> Work to do: Give the listing again character for character, but drop the images.

+--

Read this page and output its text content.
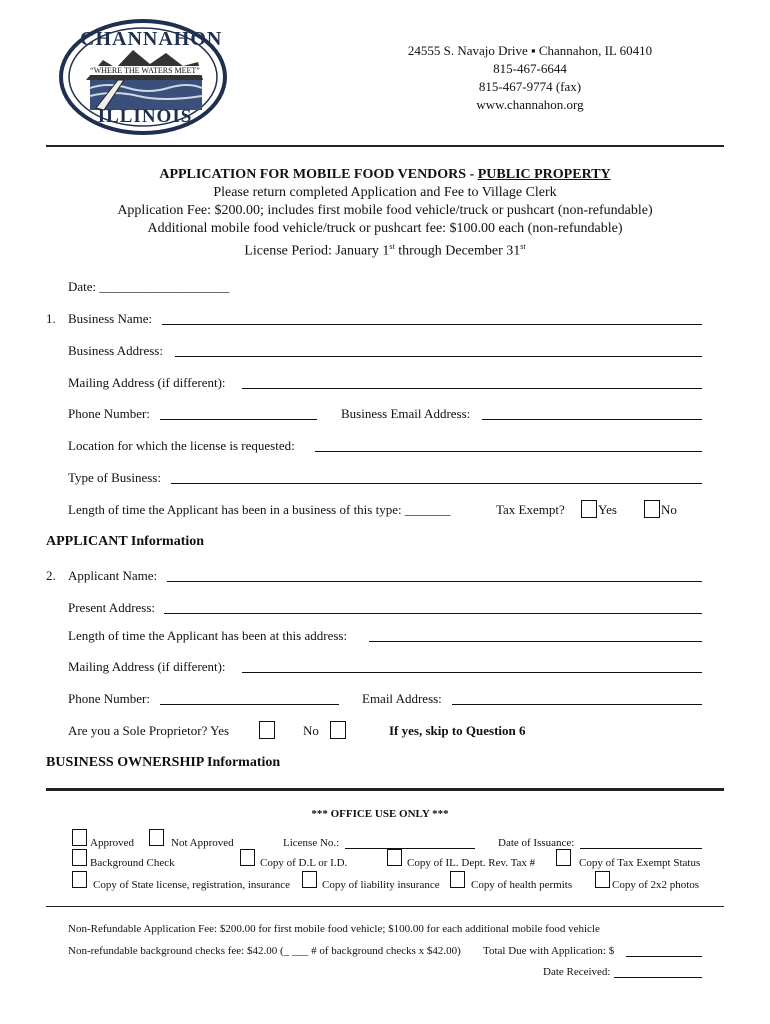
CHANNAHON
“WHERE THE WATERS MEET”
ILLINOIS
24555 S. Navajo Drive ▪ Channahon, IL 60410
815-467-6644
815-467-9774 (fax)
www.channahon.org
APPLICATION FOR MOBILE FOOD VENDORS - PUBLIC PROPERTY
Please return completed Application and Fee to Village Clerk
Application Fee: $200.00; includes first mobile food vehicle/truck or pushcart (non-refundable)
Additional mobile food vehicle/truck or pushcart fee: $100.00 each (non-refundable)
License Period: January 1st through December 31st
Date: ____________________
1. Business Name:
Business Address:
Mailing Address (if different):
Phone Number:	Business Email Address:
Location for which the license is requested:
Type of Business:
Length of time the Applicant has been in a business of this type: _______	Tax Exempt?	Yes	No
APPLICANT Information
2. Applicant Name:
Present Address:
Length of time the Applicant has been at this address:
Mailing Address (if different):
Phone Number:	Email Address:
Are you a Sole Proprietor? Yes	No	If yes, skip to Question 6
BUSINESS OWNERSHIP Information
*** OFFICE USE ONLY ***
Approved	Not Approved	License No.:	Date of Issuance:
Background Check	Copy of D.L or I.D.	Copy of IL. Dept. Rev. Tax #	Copy of Tax Exempt Status
Copy of State license, registration, insurance	Copy of liability insurance	Copy of health permits	Copy of 2x2 photos
Non-Refundable Application Fee: $200.00 for first mobile food vehicle; $100.00 for each additional mobile food vehicle
Non-refundable background checks fee: $42.00 (_ ___ # of background checks x $42.00) Total Due with Application: $
Date Received:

+--

> Full answer:
Read this page and output its text content.
CHANNAHON
“WHERE THE WATERS MEET”
ILLINOIS
24555 S. Navajo Drive ▪ Channahon, IL 60410
815-467-6644
815-467-9774 (fax)
www.channahon.org
APPLICATION FOR MOBILE FOOD VENDORS - PUBLIC PROPERTY
Please return completed Application and Fee to Village Clerk
Application Fee: $200.00; includes first mobile food vehicle/truck or pushcart (non-refundable)
Additional mobile food vehicle/truck or pushcart fee: $100.00 each (non-refundable)
License Period: January 1st through December 31st
Date: ____________________
1. Business Name:
Business Address:
Mailing Address (if different):
Phone Number:	Business Email Address:
Location for which the license is requested:
Type of Business:
Length of time the Applicant has been in a business of this type: _______	Tax Exempt?	Yes	No
APPLICANT Information
2. Applicant Name:
Present Address:
Length of time the Applicant has been at this address:
Mailing Address (if different):
Phone Number:	Email Address:
Are you a Sole Proprietor? Yes	No	If yes, skip to Question 6
BUSINESS OWNERSHIP Information
*** OFFICE USE ONLY ***
Approved	Not Approved	License No.:	Date of Issuance:
Background Check	Copy of D.L or I.D.	Copy of IL. Dept. Rev. Tax #	Copy of Tax Exempt Status
Copy of State license, registration, insurance	Copy of liability insurance	Copy of health permits	Copy of 2x2 photos
Non-Refundable Application Fee: $200.00 for first mobile food vehicle; $100.00 for each additional mobile food vehicle
Non-refundable background checks fee: $42.00 (_ ___ # of background checks x $42.00) Total Due with Application: $
Date Received:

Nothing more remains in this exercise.